• _DIRECTIVE_:
Retype the material in full, keeping every word the same.

• _SUPPLIED MATERIAL_:
= = = = = = =

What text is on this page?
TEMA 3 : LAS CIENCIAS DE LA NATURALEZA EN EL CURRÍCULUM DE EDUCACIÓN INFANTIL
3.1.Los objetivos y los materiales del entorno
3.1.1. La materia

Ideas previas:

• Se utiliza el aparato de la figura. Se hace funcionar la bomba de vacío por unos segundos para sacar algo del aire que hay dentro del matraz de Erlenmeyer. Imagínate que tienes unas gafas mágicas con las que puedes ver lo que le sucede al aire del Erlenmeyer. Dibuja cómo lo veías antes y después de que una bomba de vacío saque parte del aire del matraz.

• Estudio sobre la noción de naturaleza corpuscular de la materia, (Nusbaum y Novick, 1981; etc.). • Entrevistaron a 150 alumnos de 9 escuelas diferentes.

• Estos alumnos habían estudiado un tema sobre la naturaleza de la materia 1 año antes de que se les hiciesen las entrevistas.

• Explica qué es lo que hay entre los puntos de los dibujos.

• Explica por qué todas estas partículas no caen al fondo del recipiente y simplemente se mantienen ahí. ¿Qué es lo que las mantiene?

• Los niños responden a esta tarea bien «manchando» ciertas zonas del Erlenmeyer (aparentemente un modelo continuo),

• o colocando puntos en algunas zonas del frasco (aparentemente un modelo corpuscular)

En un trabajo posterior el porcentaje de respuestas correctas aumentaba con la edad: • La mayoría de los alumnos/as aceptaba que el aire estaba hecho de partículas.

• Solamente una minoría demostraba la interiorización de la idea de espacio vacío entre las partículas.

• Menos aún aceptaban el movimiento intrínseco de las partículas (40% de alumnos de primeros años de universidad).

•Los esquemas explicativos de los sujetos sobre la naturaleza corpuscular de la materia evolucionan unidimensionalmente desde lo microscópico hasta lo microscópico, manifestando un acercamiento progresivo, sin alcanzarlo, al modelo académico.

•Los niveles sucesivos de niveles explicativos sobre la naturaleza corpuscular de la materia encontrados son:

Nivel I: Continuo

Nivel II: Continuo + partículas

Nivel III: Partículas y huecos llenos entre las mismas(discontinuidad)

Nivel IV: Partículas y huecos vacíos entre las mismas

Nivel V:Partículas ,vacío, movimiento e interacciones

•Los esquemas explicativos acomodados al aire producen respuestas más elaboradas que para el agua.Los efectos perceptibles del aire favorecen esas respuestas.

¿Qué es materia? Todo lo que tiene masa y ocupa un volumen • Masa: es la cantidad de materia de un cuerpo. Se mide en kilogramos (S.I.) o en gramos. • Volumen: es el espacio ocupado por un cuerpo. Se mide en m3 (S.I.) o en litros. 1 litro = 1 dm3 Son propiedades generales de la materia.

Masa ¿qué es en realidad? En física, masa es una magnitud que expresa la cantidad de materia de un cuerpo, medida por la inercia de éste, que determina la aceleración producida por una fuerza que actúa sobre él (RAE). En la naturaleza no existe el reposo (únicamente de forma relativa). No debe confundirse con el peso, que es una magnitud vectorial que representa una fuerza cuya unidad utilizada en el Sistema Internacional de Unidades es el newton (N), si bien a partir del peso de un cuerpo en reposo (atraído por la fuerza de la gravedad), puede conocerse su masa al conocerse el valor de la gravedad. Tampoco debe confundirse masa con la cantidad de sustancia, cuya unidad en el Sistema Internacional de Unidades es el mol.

= = = = = = =

• _RESULT BELOW_:
What text is on this page?
TEMA 3 : LAS CIENCIAS DE LA NATURALEZA EN EL CURRÍCULUM DE EDUCACIÓN INFANTIL
3.1.Los objetivos y los materiales del entorno
3.1.1. La materia

Ideas previas:

• Se utiliza el aparato de la figura. Se hace funcionar la bomba de vacío por unos segundos para sacar algo del aire que hay dentro del matraz de Erlenmeyer. Imagínate que tienes unas gafas mágicas con las que puedes ver lo que le sucede al aire del Erlenmeyer. Dibuja cómo lo veías antes y después de que una bomba de vacío saque parte del aire del matraz.

• Estudio sobre la noción de naturaleza corpuscular de la materia, (Nusbaum y Novick, 1981; etc.). • Entrevistaron a 150 alumnos de 9 escuelas diferentes.

• Estos alumnos habían estudiado un tema sobre la naturaleza de la materia 1 año antes de que se les hiciesen las entrevistas.

• Explica qué es lo que hay entre los puntos de los dibujos.

• Explica por qué todas estas partículas no caen al fondo del recipiente y simplemente se mantienen ahí. ¿Qué es lo que las mantiene?

• Los niños responden a esta tarea bien «manchando» ciertas zonas del Erlenmeyer (aparentemente un modelo continuo),

• o colocando puntos en algunas zonas del frasco (aparentemente un modelo corpuscular)

En un trabajo posterior el porcentaje de respuestas correctas aumentaba con la edad: • La mayoría de los alumnos/as aceptaba que el aire estaba hecho de partículas.

• Solamente una minoría demostraba la interiorización de la idea de espacio vacío entre las partículas.

• Menos aún aceptaban el movimiento intrínseco de las partículas (40% de alumnos de primeros años de universidad).

•Los esquemas explicativos de los sujetos sobre la naturaleza corpuscular de la materia evolucionan unidimensionalmente desde lo microscópico hasta lo microscópico, manifestando un acercamiento progresivo, sin alcanzarlo, al modelo académico.

•Los niveles sucesivos de niveles explicativos sobre la naturaleza corpuscular de la materia encontrados son:

Nivel I: Continuo

Nivel II: Continuo + partículas

Nivel III: Partículas y huecos llenos entre las mismas(discontinuidad)

Nivel IV: Partículas y huecos vacíos entre las mismas

Nivel V:Partículas ,vacío, movimiento e interacciones

•Los esquemas explicativos acomodados al aire producen respuestas más elaboradas que para el agua.Los efectos perceptibles del aire favorecen esas respuestas.

¿Qué es materia? Todo lo que tiene masa y ocupa un volumen • Masa: es la cantidad de materia de un cuerpo. Se mide en kilogramos (S.I.) o en gramos. • Volumen: es el espacio ocupado por un cuerpo. Se mide en m3 (S.I.) o en litros. 1 litro = 1 dm3 Son propiedades generales de la materia.

Masa ¿qué es en realidad? En física, masa es una magnitud que expresa la cantidad de materia de un cuerpo, medida por la inercia de éste, que determina la aceleración producida por una fuerza que actúa sobre él (RAE). En la naturaleza no existe el reposo (únicamente de forma relativa). No debe confundirse con el peso, que es una magnitud vectorial que representa una fuerza cuya unidad utilizada en el Sistema Internacional de Unidades es el newton (N), si bien a partir del peso de un cuerpo en reposo (atraído por la fuerza de la gravedad), puede conocerse su masa al conocerse el valor de la gravedad. Tampoco debe confundirse masa con la cantidad de sustancia, cuya unidad en el Sistema Internacional de Unidades es el mol.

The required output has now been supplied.